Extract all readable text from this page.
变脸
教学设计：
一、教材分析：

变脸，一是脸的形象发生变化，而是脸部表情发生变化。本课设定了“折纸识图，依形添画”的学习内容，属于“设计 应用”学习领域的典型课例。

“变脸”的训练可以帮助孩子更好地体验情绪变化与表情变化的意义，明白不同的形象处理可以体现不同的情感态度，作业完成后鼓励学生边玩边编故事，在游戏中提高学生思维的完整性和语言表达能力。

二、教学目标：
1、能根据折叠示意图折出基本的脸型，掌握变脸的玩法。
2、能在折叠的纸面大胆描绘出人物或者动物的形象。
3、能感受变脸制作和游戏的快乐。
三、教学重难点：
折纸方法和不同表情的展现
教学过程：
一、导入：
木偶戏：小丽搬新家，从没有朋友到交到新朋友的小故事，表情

* * *

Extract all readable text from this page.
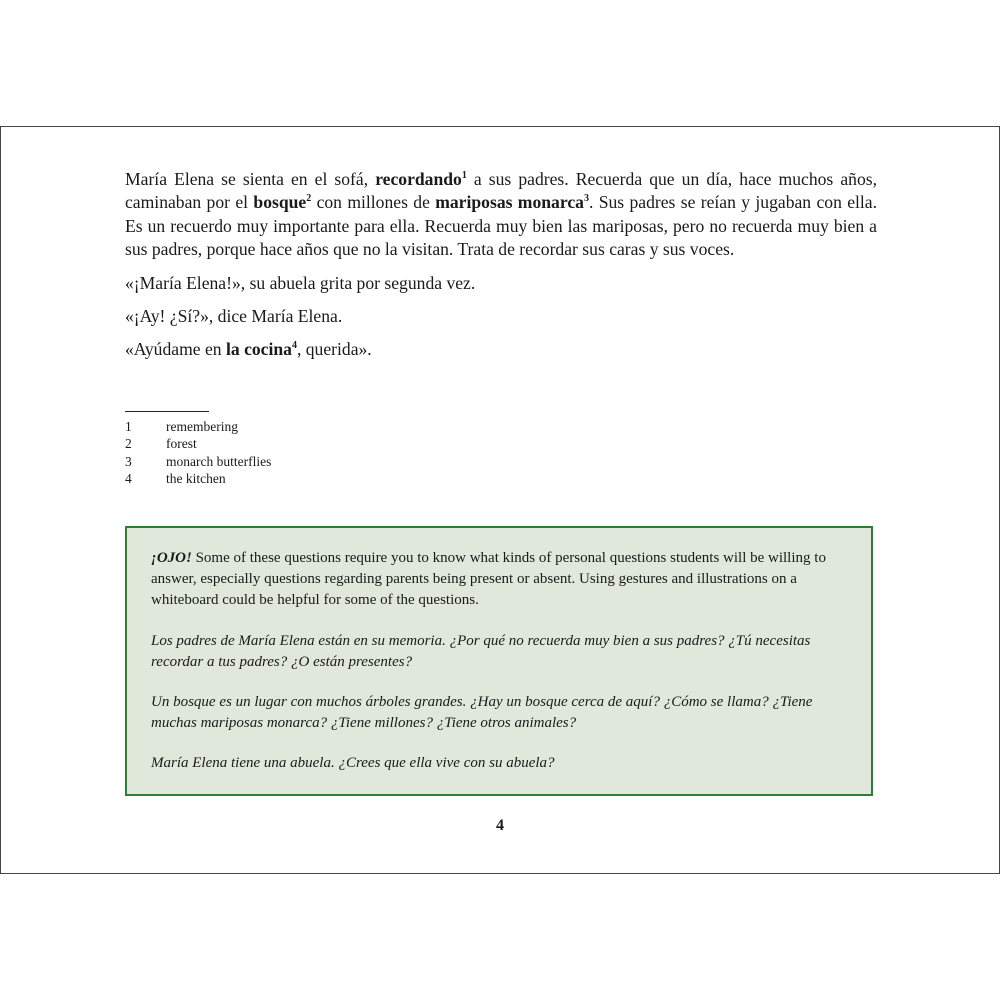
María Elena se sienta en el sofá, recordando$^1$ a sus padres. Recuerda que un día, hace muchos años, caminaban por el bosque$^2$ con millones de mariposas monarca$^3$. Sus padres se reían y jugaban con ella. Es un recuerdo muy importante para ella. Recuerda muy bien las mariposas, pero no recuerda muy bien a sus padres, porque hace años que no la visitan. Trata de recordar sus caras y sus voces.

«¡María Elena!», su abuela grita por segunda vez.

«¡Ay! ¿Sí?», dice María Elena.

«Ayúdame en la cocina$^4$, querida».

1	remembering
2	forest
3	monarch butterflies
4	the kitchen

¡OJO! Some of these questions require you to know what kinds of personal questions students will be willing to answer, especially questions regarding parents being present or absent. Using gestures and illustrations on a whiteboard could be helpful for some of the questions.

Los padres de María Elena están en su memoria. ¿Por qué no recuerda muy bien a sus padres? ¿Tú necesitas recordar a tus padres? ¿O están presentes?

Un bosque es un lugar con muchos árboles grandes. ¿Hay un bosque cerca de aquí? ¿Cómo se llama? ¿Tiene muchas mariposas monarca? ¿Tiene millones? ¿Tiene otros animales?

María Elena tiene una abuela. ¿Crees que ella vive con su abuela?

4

What to work on -> Select every line in the material above where the string "mariposas" occurs, and copy it.

Solution below ->
María Elena se sienta en el sofá, recordando$^1$ a sus padres. Recuerda que un día, hace muchos años, caminaban por el bosque$^2$ con millones de mariposas monarca$^3$. Sus padres se reían y jugaban con ella. Es un recuerdo muy importante para ella. Recuerda muy bien las mariposas, pero no recuerda muy bien a sus padres, porque hace años que no la visitan. Trata de recordar sus caras y sus voces.
Un bosque es un lugar con muchos árboles grandes. ¿Hay un bosque cerca de aquí? ¿Cómo se llama? ¿Tiene muchas mariposas monarca? ¿Tiene millones? ¿Tiene otros animales?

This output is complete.